● **Aim of the task**: Transcribe the records that follow in their entirety, omitting any pictures.

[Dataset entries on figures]
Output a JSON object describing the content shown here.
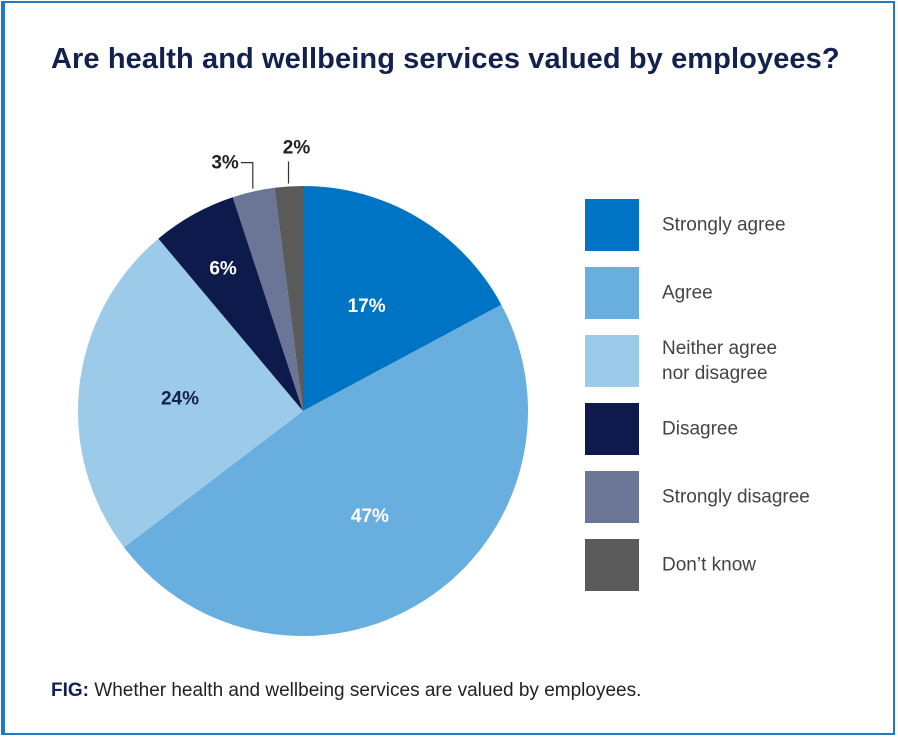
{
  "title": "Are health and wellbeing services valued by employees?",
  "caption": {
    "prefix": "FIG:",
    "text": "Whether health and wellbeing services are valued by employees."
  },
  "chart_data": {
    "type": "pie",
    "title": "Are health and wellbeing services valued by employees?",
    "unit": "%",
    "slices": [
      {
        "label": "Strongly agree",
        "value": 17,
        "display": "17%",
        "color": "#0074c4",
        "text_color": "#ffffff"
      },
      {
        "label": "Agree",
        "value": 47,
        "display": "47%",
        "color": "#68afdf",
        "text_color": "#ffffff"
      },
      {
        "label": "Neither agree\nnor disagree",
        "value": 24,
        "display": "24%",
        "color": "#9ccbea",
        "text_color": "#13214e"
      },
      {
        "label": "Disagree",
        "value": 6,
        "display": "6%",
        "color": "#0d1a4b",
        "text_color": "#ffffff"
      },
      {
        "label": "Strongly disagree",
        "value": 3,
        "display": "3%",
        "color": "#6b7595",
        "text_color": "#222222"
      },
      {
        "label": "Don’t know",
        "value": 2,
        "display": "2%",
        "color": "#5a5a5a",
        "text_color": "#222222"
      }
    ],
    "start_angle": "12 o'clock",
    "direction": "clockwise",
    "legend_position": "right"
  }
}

● **Task result**:
Output a JSON object describing the content shown here.
{
  "title": "Are health and wellbeing services valued by employees?",
  "caption": {
    "prefix": "FIG:",
    "text": "Whether health and wellbeing services are valued by employees."
  },
  "chart_data": {
    "type": "pie",
    "title": "Are health and wellbeing services valued by employees?",
    "unit": "%",
    "slices": [
      {
        "label": "Strongly agree",
        "value": 17,
        "display": "17%",
        "color": "#0074c4",
        "text_color": "#ffffff"
      },
      {
        "label": "Agree",
        "value": 47,
        "display": "47%",
        "color": "#68afdf",
        "text_color": "#ffffff"
      },
      {
        "label": "Neither agree\nnor disagree",
        "value": 24,
        "display": "24%",
        "color": "#9ccbea",
        "text_color": "#13214e"
      },
      {
        "label": "Disagree",
        "value": 6,
        "display": "6%",
        "color": "#0d1a4b",
        "text_color": "#ffffff"
      },
      {
        "label": "Strongly disagree",
        "value": 3,
        "display": "3%",
        "color": "#6b7595",
        "text_color": "#222222"
      },
      {
        "label": "Don’t know",
        "value": 2,
        "display": "2%",
        "color": "#5a5a5a",
        "text_color": "#222222"
      }
    ],
    "start_angle": "12 o'clock",
    "direction": "clockwise",
    "legend_position": "right"
  }
}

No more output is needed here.